(Dataset items)
--- Begin ---

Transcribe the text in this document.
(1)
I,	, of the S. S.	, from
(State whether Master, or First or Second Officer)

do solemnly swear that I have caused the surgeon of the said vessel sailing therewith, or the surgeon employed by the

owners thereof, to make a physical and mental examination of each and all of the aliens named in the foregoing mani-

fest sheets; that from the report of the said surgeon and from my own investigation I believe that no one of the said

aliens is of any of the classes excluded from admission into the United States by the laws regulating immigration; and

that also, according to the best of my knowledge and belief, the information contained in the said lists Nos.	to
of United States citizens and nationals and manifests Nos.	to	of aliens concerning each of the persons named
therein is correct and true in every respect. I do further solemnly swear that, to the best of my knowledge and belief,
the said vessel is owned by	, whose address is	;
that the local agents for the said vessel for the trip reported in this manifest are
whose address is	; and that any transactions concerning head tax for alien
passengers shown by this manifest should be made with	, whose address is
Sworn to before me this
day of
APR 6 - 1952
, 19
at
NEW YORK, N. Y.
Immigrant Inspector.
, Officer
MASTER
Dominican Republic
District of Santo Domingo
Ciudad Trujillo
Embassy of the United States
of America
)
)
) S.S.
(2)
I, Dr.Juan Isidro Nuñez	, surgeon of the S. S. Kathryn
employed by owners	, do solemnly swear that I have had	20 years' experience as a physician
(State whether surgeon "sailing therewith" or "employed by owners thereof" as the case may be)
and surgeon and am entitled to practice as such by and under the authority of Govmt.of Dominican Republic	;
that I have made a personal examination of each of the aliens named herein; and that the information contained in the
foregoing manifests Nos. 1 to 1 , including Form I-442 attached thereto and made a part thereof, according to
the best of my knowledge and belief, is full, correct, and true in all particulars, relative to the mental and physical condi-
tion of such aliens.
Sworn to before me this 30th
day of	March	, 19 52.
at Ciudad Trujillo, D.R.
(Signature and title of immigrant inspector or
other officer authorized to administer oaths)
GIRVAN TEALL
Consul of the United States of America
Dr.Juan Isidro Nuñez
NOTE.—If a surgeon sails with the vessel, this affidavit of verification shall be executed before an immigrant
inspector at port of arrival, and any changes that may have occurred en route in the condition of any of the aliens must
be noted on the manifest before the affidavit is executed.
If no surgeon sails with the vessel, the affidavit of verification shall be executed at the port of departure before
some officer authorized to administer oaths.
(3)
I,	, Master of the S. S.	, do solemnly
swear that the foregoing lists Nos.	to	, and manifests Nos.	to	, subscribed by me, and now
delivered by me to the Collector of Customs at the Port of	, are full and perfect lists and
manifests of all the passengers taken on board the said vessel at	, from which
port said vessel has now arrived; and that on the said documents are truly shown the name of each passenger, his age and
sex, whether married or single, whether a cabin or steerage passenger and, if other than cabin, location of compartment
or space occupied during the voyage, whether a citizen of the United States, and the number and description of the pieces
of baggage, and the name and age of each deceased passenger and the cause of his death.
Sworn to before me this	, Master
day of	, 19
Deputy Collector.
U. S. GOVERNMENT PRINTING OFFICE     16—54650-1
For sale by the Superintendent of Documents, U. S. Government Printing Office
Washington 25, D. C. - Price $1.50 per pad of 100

--- End ---

→ PROBLEM DESCRIPTION
Using the exact wording, write out all of the records.

→ EXERCISE ANSWER
Transcribe the text in this document.
(1)
I,	, of the S. S.	, from
(State whether Master, or First or Second Officer)

do solemnly swear that I have caused the surgeon of the said vessel sailing therewith, or the surgeon employed by the

owners thereof, to make a physical and mental examination of each and all of the aliens named in the foregoing mani-

fest sheets; that from the report of the said surgeon and from my own investigation I believe that no one of the said

aliens is of any of the classes excluded from admission into the United States by the laws regulating immigration; and

that also, according to the best of my knowledge and belief, the information contained in the said lists Nos.	to
of United States citizens and nationals and manifests Nos.	to	of aliens concerning each of the persons named
therein is correct and true in every respect. I do further solemnly swear that, to the best of my knowledge and belief,
the said vessel is owned by	, whose address is	;
that the local agents for the said vessel for the trip reported in this manifest are
whose address is	; and that any transactions concerning head tax for alien
passengers shown by this manifest should be made with	, whose address is
Sworn to before me this
day of
APR 6 - 1952
, 19
at
NEW YORK, N. Y.
Immigrant Inspector.
, Officer
MASTER
Dominican Republic
District of Santo Domingo
Ciudad Trujillo
Embassy of the United States
of America
)
)
) S.S.
(2)
I, Dr.Juan Isidro Nuñez	, surgeon of the S. S. Kathryn
employed by owners	, do solemnly swear that I have had	20 years' experience as a physician
(State whether surgeon "sailing therewith" or "employed by owners thereof" as the case may be)
and surgeon and am entitled to practice as such by and under the authority of Govmt.of Dominican Republic	;
that I have made a personal examination of each of the aliens named herein; and that the information contained in the
foregoing manifests Nos. 1 to 1 , including Form I-442 attached thereto and made a part thereof, according to
the best of my knowledge and belief, is full, correct, and true in all particulars, relative to the mental and physical condi-
tion of such aliens.
Sworn to before me this 30th
day of	March	, 19 52.
at Ciudad Trujillo, D.R.
(Signature and title of immigrant inspector or
other officer authorized to administer oaths)
GIRVAN TEALL
Consul of the United States of America
Dr.Juan Isidro Nuñez
NOTE.—If a surgeon sails with the vessel, this affidavit of verification shall be executed before an immigrant
inspector at port of arrival, and any changes that may have occurred en route in the condition of any of the aliens must
be noted on the manifest before the affidavit is executed.
If no surgeon sails with the vessel, the affidavit of verification shall be executed at the port of departure before
some officer authorized to administer oaths.
(3)
I,	, Master of the S. S.	, do solemnly
swear that the foregoing lists Nos.	to	, and manifests Nos.	to	, subscribed by me, and now
delivered by me to the Collector of Customs at the Port of	, are full and perfect lists and
manifests of all the passengers taken on board the said vessel at	, from which
port said vessel has now arrived; and that on the said documents are truly shown the name of each passenger, his age and
sex, whether married or single, whether a cabin or steerage passenger and, if other than cabin, location of compartment
or space occupied during the voyage, whether a citizen of the United States, and the number and description of the pieces
of baggage, and the name and age of each deceased passenger and the cause of his death.
Sworn to before me this	, Master
day of	, 19
Deputy Collector.
U. S. GOVERNMENT PRINTING OFFICE     16—54650-1
For sale by the Superintendent of Documents, U. S. Government Printing Office
Washington 25, D. C. - Price $1.50 per pad of 100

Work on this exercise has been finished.